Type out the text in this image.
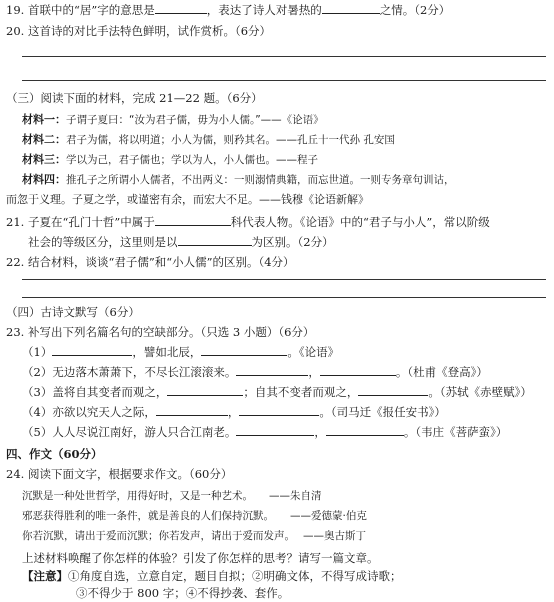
19. 首联中的“居”字的意思是	，表达了诗人对暑热的	之情。（2分）
20. 这首诗的对比手法特色鲜明，试作赏析。（6分）
（三）阅读下面的材料，完成 21—22 题。（6分）
材料一：子谓子夏曰：“汝为君子儒，毋为小人儒。”——《论语》
材料二：君子为儒，将以明道；小人为儒，则矜其名。——孔丘十一代孙 孔安国
材料三：学以为己，君子儒也；学以为人，小人儒也。——程子
材料四：推孔子之所谓小人儒者，不出两义：一则溺情典籍，而忘世道。一则专务章句训诂，
而忽于义理。子夏之学，或谨密有余，而宏大不足。——钱穆《论语新解》
21. 子夏在“孔门十哲”中属于	科代表人物。《论语》中的“君子与小人”，常以阶级
社会的等级区分，这里则是以	为区别。（2分）
22. 结合材料，谈谈“君子儒”和“小人儒”的区别。（4分）
（四）古诗文默写（6分）
23. 补写出下列名篇名句的空缺部分。（只选 3 小题）（6分）
（1）	，譬如北辰，	。《论语》
（2）无边落木萧萧下，不尽长江滚滚来。	，	。（杜甫《登高》）
（3）盖将自其变者而观之，	；自其不变者而观之，	。（苏轼《赤壁赋》）
（4）亦欲以究天人之际，	，	。（司马迁《报任安书》）
（5）人人尽说江南好，游人只合江南老。	，	。（韦庄《菩萨蛮》）
四、作文（60分）
24. 阅读下面文字，根据要求作文。（60分）
沉默是一种处世哲学，用得好时，又是一种艺术。 ——朱自清
邪恶获得胜利的唯一条件，就是善良的人们保持沉默。 ——爱德蒙·伯克
你若沉默，请出于爱而沉默；你若发声，请出于爱而发声。 ——奥古斯丁
上述材料唤醒了你怎样的体验？引发了你怎样的思考？请写一篇文章。
【注意】①角度自选，立意自定，题目自拟；②明确文体，不得写成诗歌；
③不得少于 800 字；④不得抄袭、套作。
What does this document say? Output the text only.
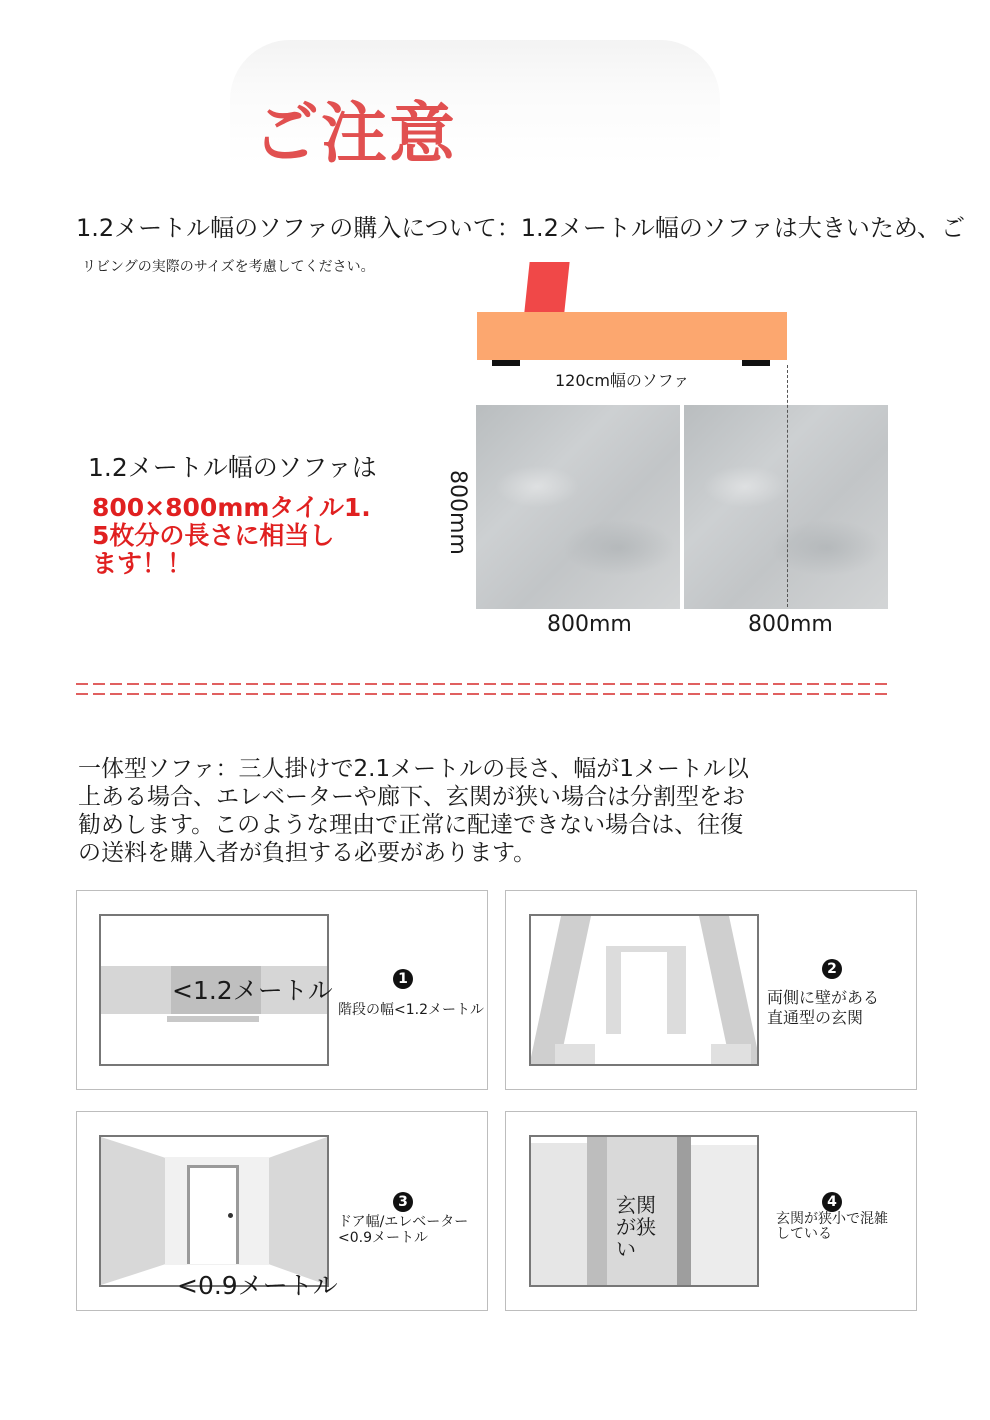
ご注意
1.2メートル幅のソファの購入について：1.2メートル幅のソファは大きいため、ご
リビングの実際のサイズを考慮してください。
120cm幅のソファ
800mm
800mm	800mm
1.2メートル幅のソファは
800×800mmタイル1.
5枚分の長さに相当し
ます！！
一体型ソファ：三人掛けで2.1メートルの長さ、幅が1メートル以
上ある場合、エレベーターや廊下、玄関が狭い場合は分割型をお
勧めします。このような理由で正常に配達できない場合は、往復
の送料を購入者が負担する必要があります。
<1.2メートル	1
階段の幅<1.2メートル
2
両側に壁がある
直通型の玄関
<0.9メートル
3
ドア幅/エレベーター
<0.9メートル
玄関
が狭
い
4
玄関が狭小で混雑
している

Directive:
Restate each line of the records exactly; pictures do not belong in the copy.

Answer for the task:
Type out the text in this image.
19. 首联中的“居”字的意思是	，表达了诗人对暑热的	之情。（2分）
20. 这首诗的对比手法特色鲜明，试作赏析。（6分）
（三）阅读下面的材料，完成 21—22 题。（6分）
材料一：子谓子夏曰：“汝为君子儒，毋为小人儒。”——《论语》
材料二：君子为儒，将以明道；小人为儒，则矜其名。——孔丘十一代孙 孔安国
材料三：学以为己，君子儒也；学以为人，小人儒也。——程子
材料四：推孔子之所谓小人儒者，不出两义：一则溺情典籍，而忘世道。一则专务章句训诂，
而忽于义理。子夏之学，或谨密有余，而宏大不足。——钱穆《论语新解》
21. 子夏在“孔门十哲”中属于	科代表人物。《论语》中的“君子与小人”，常以阶级
社会的等级区分，这里则是以	为区别。（2分）
22. 结合材料，谈谈“君子儒”和“小人儒”的区别。（4分）
（四）古诗文默写（6分）
23. 补写出下列名篇名句的空缺部分。（只选 3 小题）（6分）
（1）	，譬如北辰，	。《论语》
（2）无边落木萧萧下，不尽长江滚滚来。	，	。（杜甫《登高》）
（3）盖将自其变者而观之，	；自其不变者而观之，	。（苏轼《赤壁赋》）
（4）亦欲以究天人之际，	，	。（司马迁《报任安书》）
（5）人人尽说江南好，游人只合江南老。	，	。（韦庄《菩萨蛮》）
四、作文（60分）
24. 阅读下面文字，根据要求作文。（60分）
沉默是一种处世哲学，用得好时，又是一种艺术。 ——朱自清
邪恶获得胜利的唯一条件，就是善良的人们保持沉默。 ——爱德蒙·伯克
你若沉默，请出于爱而沉默；你若发声，请出于爱而发声。 ——奥古斯丁
上述材料唤醒了你怎样的体验？引发了你怎样的思考？请写一篇文章。
【注意】①角度自选，立意自定，题目自拟；②明确文体，不得写成诗歌；
③不得少于 800 字；④不得抄袭、套作。
What does this document say? Output the text only.
ご注意
1.2メートル幅のソファの購入について：1.2メートル幅のソファは大きいため、ご
リビングの実際のサイズを考慮してください。
120cm幅のソファ
800mm
800mm	800mm
1.2メートル幅のソファは
800×800mmタイル1.
5枚分の長さに相当し
ます！！
一体型ソファ：三人掛けで2.1メートルの長さ、幅が1メートル以
上ある場合、エレベーターや廊下、玄関が狭い場合は分割型をお
勧めします。このような理由で正常に配達できない場合は、往復
の送料を購入者が負担する必要があります。
<1.2メートル	1
階段の幅<1.2メートル
2
両側に壁がある
直通型の玄関
<0.9メートル
3
ドア幅/エレベーター
<0.9メートル
玄関
が狭
い
4
玄関が狭小で混雑
している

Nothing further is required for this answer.